[Document page transcript entries]
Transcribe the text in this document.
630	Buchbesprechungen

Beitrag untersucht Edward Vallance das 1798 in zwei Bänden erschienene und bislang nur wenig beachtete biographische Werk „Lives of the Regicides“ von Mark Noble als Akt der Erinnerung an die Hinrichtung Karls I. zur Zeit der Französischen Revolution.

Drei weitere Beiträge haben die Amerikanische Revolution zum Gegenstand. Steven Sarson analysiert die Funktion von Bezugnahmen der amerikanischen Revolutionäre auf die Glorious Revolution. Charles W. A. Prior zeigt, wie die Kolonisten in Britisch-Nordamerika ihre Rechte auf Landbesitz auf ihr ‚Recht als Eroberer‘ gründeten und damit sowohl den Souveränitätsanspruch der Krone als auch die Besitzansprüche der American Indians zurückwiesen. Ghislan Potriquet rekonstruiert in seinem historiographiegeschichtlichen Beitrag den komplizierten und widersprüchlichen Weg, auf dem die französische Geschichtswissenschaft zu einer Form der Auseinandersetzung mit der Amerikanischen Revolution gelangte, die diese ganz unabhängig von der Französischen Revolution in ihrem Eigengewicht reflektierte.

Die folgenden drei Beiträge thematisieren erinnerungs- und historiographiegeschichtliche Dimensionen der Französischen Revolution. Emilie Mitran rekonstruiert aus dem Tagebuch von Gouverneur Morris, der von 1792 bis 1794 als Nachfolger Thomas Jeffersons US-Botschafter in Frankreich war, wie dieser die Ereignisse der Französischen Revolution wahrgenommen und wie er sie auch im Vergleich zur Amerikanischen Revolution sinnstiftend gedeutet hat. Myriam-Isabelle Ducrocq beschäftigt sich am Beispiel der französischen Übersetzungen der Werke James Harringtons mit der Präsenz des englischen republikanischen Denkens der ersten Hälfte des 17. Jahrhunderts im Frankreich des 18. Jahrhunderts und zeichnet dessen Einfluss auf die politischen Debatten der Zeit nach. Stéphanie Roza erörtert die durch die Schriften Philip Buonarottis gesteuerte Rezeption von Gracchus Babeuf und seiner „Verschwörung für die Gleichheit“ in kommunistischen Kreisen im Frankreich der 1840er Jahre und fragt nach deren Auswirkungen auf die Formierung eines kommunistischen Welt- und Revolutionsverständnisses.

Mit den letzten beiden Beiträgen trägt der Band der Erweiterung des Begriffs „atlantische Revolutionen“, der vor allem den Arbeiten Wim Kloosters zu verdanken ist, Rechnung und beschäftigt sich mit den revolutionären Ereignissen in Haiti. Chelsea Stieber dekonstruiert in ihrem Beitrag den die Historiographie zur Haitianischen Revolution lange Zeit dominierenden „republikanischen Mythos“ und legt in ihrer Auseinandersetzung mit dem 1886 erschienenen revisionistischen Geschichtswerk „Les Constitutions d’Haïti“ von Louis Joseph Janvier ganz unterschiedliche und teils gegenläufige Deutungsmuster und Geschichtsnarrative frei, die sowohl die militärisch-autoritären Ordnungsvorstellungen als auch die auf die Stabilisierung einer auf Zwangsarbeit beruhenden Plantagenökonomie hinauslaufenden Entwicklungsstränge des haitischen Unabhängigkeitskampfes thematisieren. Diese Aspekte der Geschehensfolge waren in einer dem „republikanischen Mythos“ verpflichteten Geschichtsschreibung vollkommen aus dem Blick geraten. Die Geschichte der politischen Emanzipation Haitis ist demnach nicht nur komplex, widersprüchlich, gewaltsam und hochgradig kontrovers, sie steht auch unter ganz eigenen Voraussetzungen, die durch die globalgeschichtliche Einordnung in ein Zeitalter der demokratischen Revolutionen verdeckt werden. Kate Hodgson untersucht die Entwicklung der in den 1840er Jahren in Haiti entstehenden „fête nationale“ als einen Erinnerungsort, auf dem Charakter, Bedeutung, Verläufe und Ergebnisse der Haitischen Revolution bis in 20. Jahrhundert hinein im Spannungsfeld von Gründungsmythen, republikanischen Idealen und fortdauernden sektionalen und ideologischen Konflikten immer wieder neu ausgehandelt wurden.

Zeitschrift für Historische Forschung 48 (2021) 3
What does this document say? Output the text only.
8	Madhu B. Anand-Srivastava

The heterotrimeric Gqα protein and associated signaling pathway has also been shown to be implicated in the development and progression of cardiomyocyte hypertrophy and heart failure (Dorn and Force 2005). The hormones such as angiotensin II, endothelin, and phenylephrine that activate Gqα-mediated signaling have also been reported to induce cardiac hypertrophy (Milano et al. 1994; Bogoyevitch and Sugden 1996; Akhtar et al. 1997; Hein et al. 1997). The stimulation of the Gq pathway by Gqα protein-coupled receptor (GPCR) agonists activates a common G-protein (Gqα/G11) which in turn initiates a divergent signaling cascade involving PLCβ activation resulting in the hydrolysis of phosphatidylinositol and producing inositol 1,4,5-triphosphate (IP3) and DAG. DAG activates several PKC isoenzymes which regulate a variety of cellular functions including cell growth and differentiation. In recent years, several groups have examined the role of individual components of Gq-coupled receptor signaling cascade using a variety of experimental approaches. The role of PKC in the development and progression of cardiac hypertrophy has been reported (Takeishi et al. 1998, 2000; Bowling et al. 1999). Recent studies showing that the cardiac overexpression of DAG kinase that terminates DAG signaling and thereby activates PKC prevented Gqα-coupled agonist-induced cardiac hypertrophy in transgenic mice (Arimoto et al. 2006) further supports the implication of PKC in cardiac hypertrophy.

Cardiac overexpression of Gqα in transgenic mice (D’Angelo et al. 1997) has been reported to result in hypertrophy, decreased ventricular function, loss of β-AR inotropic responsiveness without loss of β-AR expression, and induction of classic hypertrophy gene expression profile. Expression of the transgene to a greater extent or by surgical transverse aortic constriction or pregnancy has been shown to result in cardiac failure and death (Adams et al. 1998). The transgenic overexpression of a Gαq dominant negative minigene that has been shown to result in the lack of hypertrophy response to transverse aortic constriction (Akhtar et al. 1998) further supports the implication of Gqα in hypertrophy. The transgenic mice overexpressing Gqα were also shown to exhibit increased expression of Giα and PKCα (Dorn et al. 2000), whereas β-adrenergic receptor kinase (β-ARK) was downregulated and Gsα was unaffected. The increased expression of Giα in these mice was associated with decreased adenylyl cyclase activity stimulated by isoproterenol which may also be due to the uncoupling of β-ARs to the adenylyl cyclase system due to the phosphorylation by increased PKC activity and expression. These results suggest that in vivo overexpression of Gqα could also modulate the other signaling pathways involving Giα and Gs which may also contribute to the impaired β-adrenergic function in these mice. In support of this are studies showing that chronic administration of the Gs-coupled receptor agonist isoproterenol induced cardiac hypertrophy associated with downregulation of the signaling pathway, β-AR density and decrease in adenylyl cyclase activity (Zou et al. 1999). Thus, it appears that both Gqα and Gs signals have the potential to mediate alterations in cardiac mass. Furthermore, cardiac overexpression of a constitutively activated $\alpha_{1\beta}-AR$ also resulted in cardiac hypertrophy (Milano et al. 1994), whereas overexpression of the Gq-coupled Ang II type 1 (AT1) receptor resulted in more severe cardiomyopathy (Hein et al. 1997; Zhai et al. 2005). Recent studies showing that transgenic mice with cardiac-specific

> INSTRUCTIONS FOR THE TASK: Each line containing the word "text" needs to be copied from the data above.

> ANSWER SPACE:
Transcribe the text in this document.
What does this document say? Output the text only.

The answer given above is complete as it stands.